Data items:

* * * *

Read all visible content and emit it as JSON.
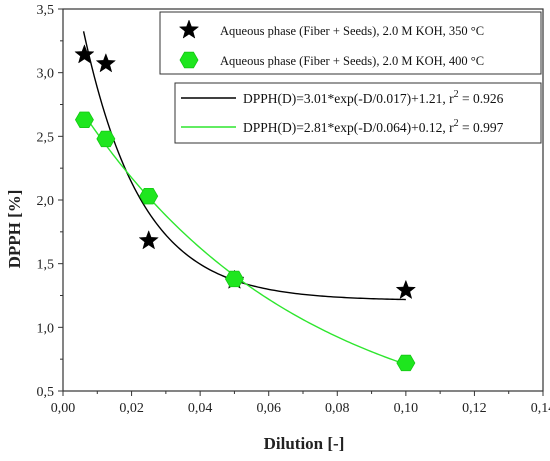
{
  "chart_data": {
    "type": "scatter",
    "xlabel": "Dilution [-]",
    "ylabel": "DPPH [%]",
    "xlim": [
      0.0,
      0.14
    ],
    "ylim": [
      0.5,
      3.5
    ],
    "x_ticks": [
      "0,00",
      "0,02",
      "0,04",
      "0,06",
      "0,08",
      "0,10",
      "0,12",
      "0,14"
    ],
    "y_ticks": [
      "0,5",
      "1,0",
      "1,5",
      "2,0",
      "2,5",
      "3,0",
      "3,5"
    ],
    "grid": false,
    "legend_position": "top-right",
    "series": [
      {
        "name": "Aqueous phase (Fiber + Seeds), 2.0 M KOH, 350 °C",
        "marker": "star",
        "color": "#000000",
        "points": [
          {
            "x": 0.00625,
            "y": 3.14
          },
          {
            "x": 0.0125,
            "y": 3.07
          },
          {
            "x": 0.025,
            "y": 1.68
          },
          {
            "x": 0.05,
            "y": 1.37
          },
          {
            "x": 0.1,
            "y": 1.29
          }
        ]
      },
      {
        "name": "Aqueous phase (Fiber + Seeds), 2.0 M KOH, 400 °C",
        "marker": "hexagon",
        "color": "#1ee61e",
        "points": [
          {
            "x": 0.00625,
            "y": 2.63
          },
          {
            "x": 0.0125,
            "y": 2.48
          },
          {
            "x": 0.025,
            "y": 2.03
          },
          {
            "x": 0.05,
            "y": 1.38
          },
          {
            "x": 0.1,
            "y": 0.72
          }
        ]
      }
    ],
    "fits": [
      {
        "label_main": "DPPH(D)=3.01*exp(-D/0.017)+1.21, r",
        "label_sup": "2",
        "label_tail": " = 0.926",
        "a": 3.01,
        "b": 0.017,
        "c": 1.21,
        "x_range": [
          0.006,
          0.1
        ],
        "color": "#000000"
      },
      {
        "label_main": "DPPH(D)=2.81*exp(-D/0.064)+0.12, r",
        "label_sup": "2",
        "label_tail": " = 0.997",
        "a": 2.81,
        "b": 0.064,
        "c": 0.12,
        "x_range": [
          0.006,
          0.1
        ],
        "color": "#2ee62e"
      }
    ]
  }
}
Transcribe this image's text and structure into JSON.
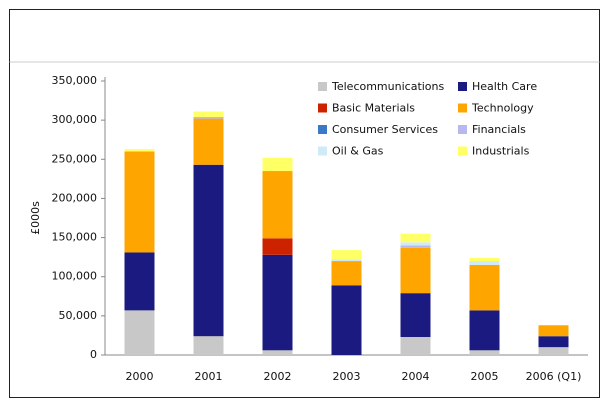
{
  "chart_data": {
    "type": "stacked-bar",
    "y_label": "£000s",
    "categories": [
      "2000",
      "2001",
      "2002",
      "2003",
      "2004",
      "2005",
      "2006 (Q1)"
    ],
    "series": [
      {
        "name": "Telecommunications",
        "color": "#c8c8c8",
        "values": [
          57000,
          24000,
          6000,
          0,
          23000,
          6000,
          10000
        ]
      },
      {
        "name": "Health Care",
        "color": "#1a1a80",
        "values": [
          74000,
          219000,
          122000,
          89000,
          56000,
          51000,
          14000
        ]
      },
      {
        "name": "Basic Materials",
        "color": "#cc2200",
        "values": [
          0,
          0,
          21000,
          0,
          0,
          0,
          0
        ]
      },
      {
        "name": "Technology",
        "color": "#ffa500",
        "values": [
          129000,
          59000,
          86000,
          31000,
          58000,
          58000,
          14000
        ]
      },
      {
        "name": "Consumer Services",
        "color": "#3a78c8",
        "values": [
          0,
          0,
          0,
          0,
          0,
          0,
          0
        ]
      },
      {
        "name": "Financials",
        "color": "#b8b8f0",
        "values": [
          0,
          2000,
          0,
          0,
          3000,
          0,
          0
        ]
      },
      {
        "name": "Oil & Gas",
        "color": "#d0eaf8",
        "values": [
          0,
          0,
          0,
          2000,
          4000,
          5000,
          0
        ]
      },
      {
        "name": "Industrials",
        "color": "#ffff66",
        "values": [
          3000,
          7000,
          17000,
          12000,
          11000,
          4000,
          0
        ]
      }
    ],
    "ylim": [
      0,
      350000
    ],
    "yticks": [
      0,
      {
        "value": 50000,
        "label": "50,000"
      },
      {
        "value": 100000,
        "label": "100,000"
      },
      {
        "value": 150000,
        "label": "150,000"
      },
      {
        "value": 200000,
        "label": "200,000"
      },
      {
        "value": 250000,
        "label": "250,000"
      },
      {
        "value": 300000,
        "label": "300,000"
      },
      {
        "value": 350000,
        "label": "350,000"
      }
    ],
    "grid": false
  }
}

* * * *

Retype each record exactly as it stands, but do not include the pictures.

Read all visible content and emit it as JSON.
{
  "chart_data": {
    "type": "scatter",
    "xlabel": "Dilution [-]",
    "ylabel": "DPPH [%]",
    "xlim": [
      0.0,
      0.14
    ],
    "ylim": [
      0.5,
      3.5
    ],
    "x_ticks": [
      "0,00",
      "0,02",
      "0,04",
      "0,06",
      "0,08",
      "0,10",
      "0,12",
      "0,14"
    ],
    "y_ticks": [
      "0,5",
      "1,0",
      "1,5",
      "2,0",
      "2,5",
      "3,0",
      "3,5"
    ],
    "grid": false,
    "legend_position": "top-right",
    "series": [
      {
        "name": "Aqueous phase (Fiber + Seeds), 2.0 M KOH, 350 °C",
        "marker": "star",
        "color": "#000000",
        "points": [
          {
            "x": 0.00625,
            "y": 3.14
          },
          {
            "x": 0.0125,
            "y": 3.07
          },
          {
            "x": 0.025,
            "y": 1.68
          },
          {
            "x": 0.05,
            "y": 1.37
          },
          {
            "x": 0.1,
            "y": 1.29
          }
        ]
      },
      {
        "name": "Aqueous phase (Fiber + Seeds), 2.0 M KOH, 400 °C",
        "marker": "hexagon",
        "color": "#1ee61e",
        "points": [
          {
            "x": 0.00625,
            "y": 2.63
          },
          {
            "x": 0.0125,
            "y": 2.48
          },
          {
            "x": 0.025,
            "y": 2.03
          },
          {
            "x": 0.05,
            "y": 1.38
          },
          {
            "x": 0.1,
            "y": 0.72
          }
        ]
      }
    ],
    "fits": [
      {
        "label_main": "DPPH(D)=3.01*exp(-D/0.017)+1.21, r",
        "label_sup": "2",
        "label_tail": " = 0.926",
        "a": 3.01,
        "b": 0.017,
        "c": 1.21,
        "x_range": [
          0.006,
          0.1
        ],
        "color": "#000000"
      },
      {
        "label_main": "DPPH(D)=2.81*exp(-D/0.064)+0.12, r",
        "label_sup": "2",
        "label_tail": " = 0.997",
        "a": 2.81,
        "b": 0.064,
        "c": 0.12,
        "x_range": [
          0.006,
          0.1
        ],
        "color": "#2ee62e"
      }
    ]
  }
}
Transcribe this image's text and structure into JSON.
{
  "chart_data": {
    "type": "stacked-bar",
    "y_label": "£000s",
    "categories": [
      "2000",
      "2001",
      "2002",
      "2003",
      "2004",
      "2005",
      "2006 (Q1)"
    ],
    "series": [
      {
        "name": "Telecommunications",
        "color": "#c8c8c8",
        "values": [
          57000,
          24000,
          6000,
          0,
          23000,
          6000,
          10000
        ]
      },
      {
        "name": "Health Care",
        "color": "#1a1a80",
        "values": [
          74000,
          219000,
          122000,
          89000,
          56000,
          51000,
          14000
        ]
      },
      {
        "name": "Basic Materials",
        "color": "#cc2200",
        "values": [
          0,
          0,
          21000,
          0,
          0,
          0,
          0
        ]
      },
      {
        "name": "Technology",
        "color": "#ffa500",
        "values": [
          129000,
          59000,
          86000,
          31000,
          58000,
          58000,
          14000
        ]
      },
      {
        "name": "Consumer Services",
        "color": "#3a78c8",
        "values": [
          0,
          0,
          0,
          0,
          0,
          0,
          0
        ]
      },
      {
        "name": "Financials",
        "color": "#b8b8f0",
        "values": [
          0,
          2000,
          0,
          0,
          3000,
          0,
          0
        ]
      },
      {
        "name": "Oil & Gas",
        "color": "#d0eaf8",
        "values": [
          0,
          0,
          0,
          2000,
          4000,
          5000,
          0
        ]
      },
      {
        "name": "Industrials",
        "color": "#ffff66",
        "values": [
          3000,
          7000,
          17000,
          12000,
          11000,
          4000,
          0
        ]
      }
    ],
    "ylim": [
      0,
      350000
    ],
    "yticks": [
      0,
      {
        "value": 50000,
        "label": "50,000"
      },
      {
        "value": 100000,
        "label": "100,000"
      },
      {
        "value": 150000,
        "label": "150,000"
      },
      {
        "value": 200000,
        "label": "200,000"
      },
      {
        "value": 250000,
        "label": "250,000"
      },
      {
        "value": 300000,
        "label": "300,000"
      },
      {
        "value": 350000,
        "label": "350,000"
      }
    ],
    "grid": false
  }
}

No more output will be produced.